◆ **SUPPLIED RECORDS**
-*-

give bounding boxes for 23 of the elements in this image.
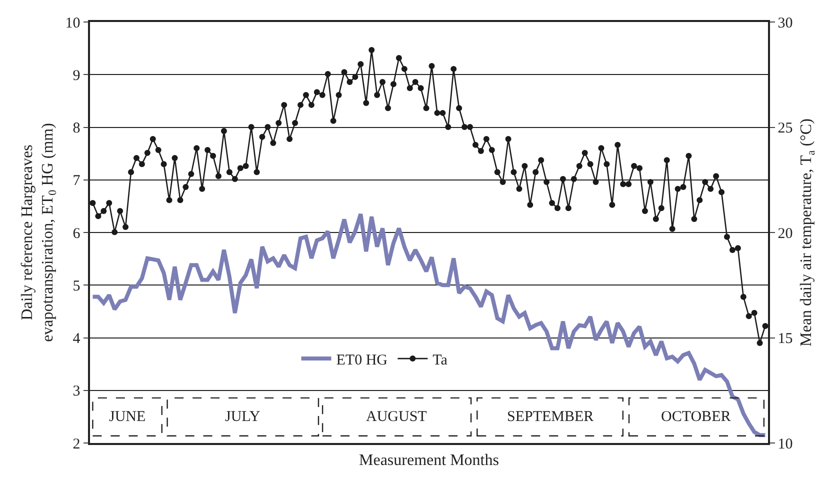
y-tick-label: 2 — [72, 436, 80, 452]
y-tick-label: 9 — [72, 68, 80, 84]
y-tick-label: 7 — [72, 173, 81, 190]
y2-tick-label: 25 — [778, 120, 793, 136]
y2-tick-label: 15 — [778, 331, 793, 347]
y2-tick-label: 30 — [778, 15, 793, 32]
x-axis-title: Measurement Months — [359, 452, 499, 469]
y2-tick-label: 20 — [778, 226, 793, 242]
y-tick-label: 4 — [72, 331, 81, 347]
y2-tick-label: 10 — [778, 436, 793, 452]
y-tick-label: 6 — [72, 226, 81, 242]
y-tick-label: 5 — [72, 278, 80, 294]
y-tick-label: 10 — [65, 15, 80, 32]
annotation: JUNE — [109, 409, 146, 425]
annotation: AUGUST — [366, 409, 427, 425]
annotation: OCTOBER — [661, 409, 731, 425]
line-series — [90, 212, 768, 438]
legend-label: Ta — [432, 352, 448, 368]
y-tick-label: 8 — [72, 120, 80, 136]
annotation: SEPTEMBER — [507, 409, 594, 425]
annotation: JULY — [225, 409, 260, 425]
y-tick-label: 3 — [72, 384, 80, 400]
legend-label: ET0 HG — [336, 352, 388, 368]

-*-

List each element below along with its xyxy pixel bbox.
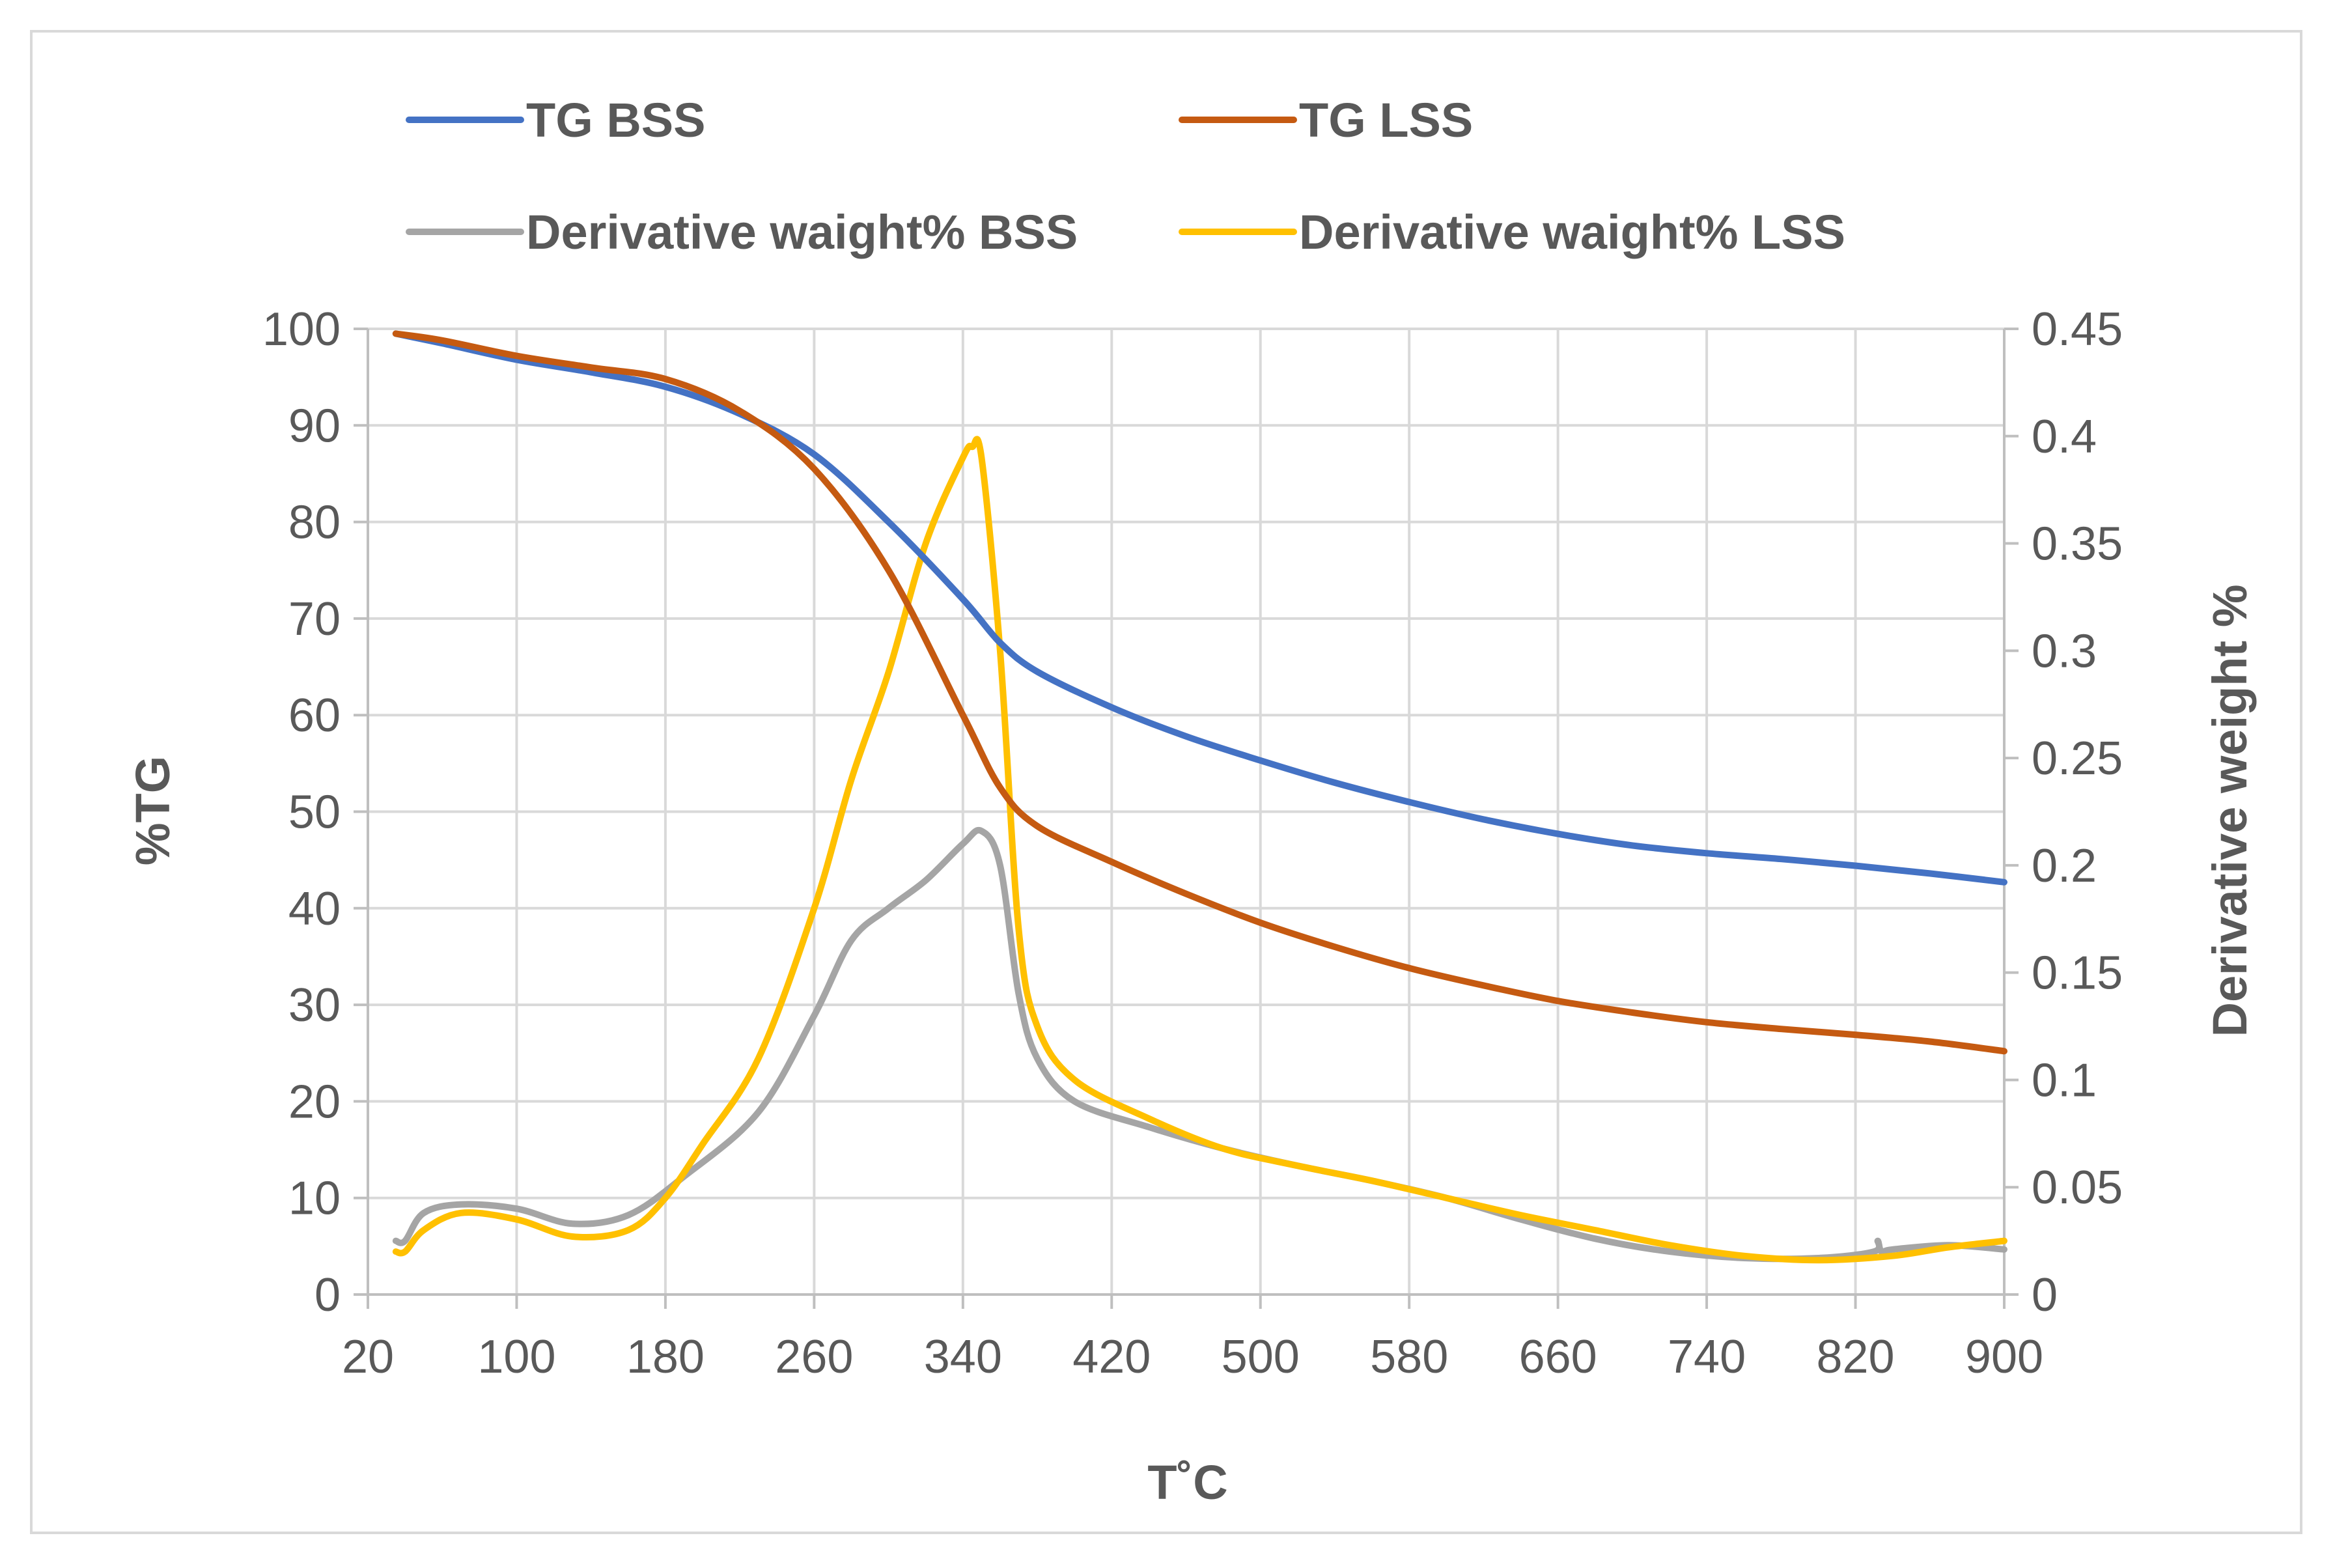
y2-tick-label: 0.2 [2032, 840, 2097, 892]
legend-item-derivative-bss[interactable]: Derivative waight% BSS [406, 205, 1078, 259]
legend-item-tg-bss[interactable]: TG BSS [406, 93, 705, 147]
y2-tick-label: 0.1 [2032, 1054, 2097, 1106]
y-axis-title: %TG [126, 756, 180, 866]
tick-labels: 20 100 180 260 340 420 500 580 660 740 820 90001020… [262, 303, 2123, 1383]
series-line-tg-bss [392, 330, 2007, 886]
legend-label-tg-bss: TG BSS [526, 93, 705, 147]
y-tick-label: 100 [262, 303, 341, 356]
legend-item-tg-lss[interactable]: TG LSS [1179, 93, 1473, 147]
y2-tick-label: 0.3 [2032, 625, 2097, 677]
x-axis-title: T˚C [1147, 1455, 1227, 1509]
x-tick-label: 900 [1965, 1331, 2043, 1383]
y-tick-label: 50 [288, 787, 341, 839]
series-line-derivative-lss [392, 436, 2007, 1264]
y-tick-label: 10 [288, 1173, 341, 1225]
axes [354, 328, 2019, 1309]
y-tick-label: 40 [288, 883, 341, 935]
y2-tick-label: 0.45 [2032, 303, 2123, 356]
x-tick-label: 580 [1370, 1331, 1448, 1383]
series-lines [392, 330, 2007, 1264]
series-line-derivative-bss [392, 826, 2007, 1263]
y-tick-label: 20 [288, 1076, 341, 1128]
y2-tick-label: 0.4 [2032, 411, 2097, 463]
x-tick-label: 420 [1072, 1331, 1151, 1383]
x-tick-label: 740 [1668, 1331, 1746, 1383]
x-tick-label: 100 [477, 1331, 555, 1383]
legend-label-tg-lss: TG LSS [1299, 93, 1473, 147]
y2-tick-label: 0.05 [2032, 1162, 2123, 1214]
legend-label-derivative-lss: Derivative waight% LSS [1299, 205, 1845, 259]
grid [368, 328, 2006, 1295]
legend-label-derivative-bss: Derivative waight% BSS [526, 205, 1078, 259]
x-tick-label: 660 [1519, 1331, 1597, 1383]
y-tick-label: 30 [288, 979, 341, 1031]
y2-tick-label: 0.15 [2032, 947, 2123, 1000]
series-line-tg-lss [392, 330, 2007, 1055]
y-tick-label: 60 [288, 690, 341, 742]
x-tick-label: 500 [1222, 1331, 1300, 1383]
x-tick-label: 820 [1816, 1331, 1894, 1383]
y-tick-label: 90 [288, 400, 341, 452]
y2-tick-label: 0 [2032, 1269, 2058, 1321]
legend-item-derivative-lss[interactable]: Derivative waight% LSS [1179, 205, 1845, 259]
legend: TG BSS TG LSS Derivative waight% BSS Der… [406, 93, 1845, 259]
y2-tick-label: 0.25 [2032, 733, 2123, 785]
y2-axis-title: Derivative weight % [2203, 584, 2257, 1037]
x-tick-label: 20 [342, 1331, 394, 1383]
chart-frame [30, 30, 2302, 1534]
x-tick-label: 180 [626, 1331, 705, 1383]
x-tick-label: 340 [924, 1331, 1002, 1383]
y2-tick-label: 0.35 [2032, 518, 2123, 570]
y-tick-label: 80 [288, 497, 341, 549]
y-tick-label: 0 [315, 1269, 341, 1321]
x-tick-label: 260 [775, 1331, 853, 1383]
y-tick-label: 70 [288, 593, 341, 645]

-*-

◆ **WRITTEN EXERCISE**
Starting at the line that contains "y2-tick-label: 0.2 [2032, 840, 2097, 892]" and stopping after the line that contains "y-tick-label: 40 [288, 883, 341, 935]", lay out those lines of the records as a JSON list of strings, one string per line, with blank lines left out.

◆ **RESULT OF THIS TASK**
[
  "y2-tick-label: 0.2 [2032, 840, 2097, 892]",
  "legend-item-derivative-bss[interactable]: Derivative waight% BSS [406, 205, 1078, 259]",
  "legend-item-tg-bss[interactable]: TG BSS [406, 93, 705, 147]",
  "y2-tick-label: 0.1 [2032, 1054, 2097, 1106]",
  "y-axis-title: %TG [126, 756, 180, 866]",
  "tick-labels: 20 100 180 260 340 420 500 580 660 740 820 90001020… [262, 303, 2123, 1383]",
  "series-line-tg-bss [392, 330, 2007, 886]",
  "legend-label-tg-bss: TG BSS [526, 93, 705, 147]",
  "y-tick-label: 100 [262, 303, 341, 356]",
  "legend-item-tg-lss[interactable]: TG LSS [1179, 93, 1473, 147]",
  "y2-tick-label: 0.3 [2032, 625, 2097, 677]",
  "x-axis-title: T˚C [1147, 1455, 1227, 1509]",
  "x-tick-label: 900 [1965, 1331, 2043, 1383]",
  "y-tick-label: 50 [288, 787, 341, 839]",
  "series-line-derivative-lss [392, 436, 2007, 1264]",
  "y-tick-label: 10 [288, 1173, 341, 1225]",
  "axes [354, 328, 2019, 1309]",
  "y-tick-label: 40 [288, 883, 341, 935]"
]